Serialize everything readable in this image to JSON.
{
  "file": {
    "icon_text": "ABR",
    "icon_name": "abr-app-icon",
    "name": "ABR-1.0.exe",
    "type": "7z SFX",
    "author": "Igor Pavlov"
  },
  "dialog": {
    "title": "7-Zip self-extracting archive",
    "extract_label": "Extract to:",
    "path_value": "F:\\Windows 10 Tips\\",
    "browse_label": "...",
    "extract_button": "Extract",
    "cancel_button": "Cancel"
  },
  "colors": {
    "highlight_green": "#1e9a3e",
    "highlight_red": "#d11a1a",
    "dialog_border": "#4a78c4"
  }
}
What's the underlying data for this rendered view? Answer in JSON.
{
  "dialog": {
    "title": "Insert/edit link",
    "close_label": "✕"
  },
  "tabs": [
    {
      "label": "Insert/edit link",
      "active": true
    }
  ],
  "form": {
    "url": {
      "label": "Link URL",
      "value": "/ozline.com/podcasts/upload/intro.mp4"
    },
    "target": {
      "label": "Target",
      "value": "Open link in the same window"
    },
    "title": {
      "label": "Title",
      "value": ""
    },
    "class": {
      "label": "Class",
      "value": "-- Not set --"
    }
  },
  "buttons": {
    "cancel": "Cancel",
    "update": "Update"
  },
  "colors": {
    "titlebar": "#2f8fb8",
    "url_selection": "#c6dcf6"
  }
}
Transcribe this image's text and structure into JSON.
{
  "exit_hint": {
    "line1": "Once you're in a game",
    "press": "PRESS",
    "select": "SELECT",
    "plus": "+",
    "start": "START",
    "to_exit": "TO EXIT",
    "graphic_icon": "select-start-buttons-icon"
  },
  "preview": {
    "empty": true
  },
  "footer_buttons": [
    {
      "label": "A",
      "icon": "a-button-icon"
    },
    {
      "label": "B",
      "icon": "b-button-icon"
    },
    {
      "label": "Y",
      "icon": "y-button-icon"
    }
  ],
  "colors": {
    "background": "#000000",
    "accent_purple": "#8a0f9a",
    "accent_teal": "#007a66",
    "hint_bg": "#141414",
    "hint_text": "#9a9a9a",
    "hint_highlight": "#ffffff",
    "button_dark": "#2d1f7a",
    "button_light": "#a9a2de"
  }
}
::::::::::
# [Aim of the task]
Go through the records above, find every line with the word "start", and list those lines.

# [Task result]
    "start": "START",
    "graphic_icon": "select-start-buttons-icon"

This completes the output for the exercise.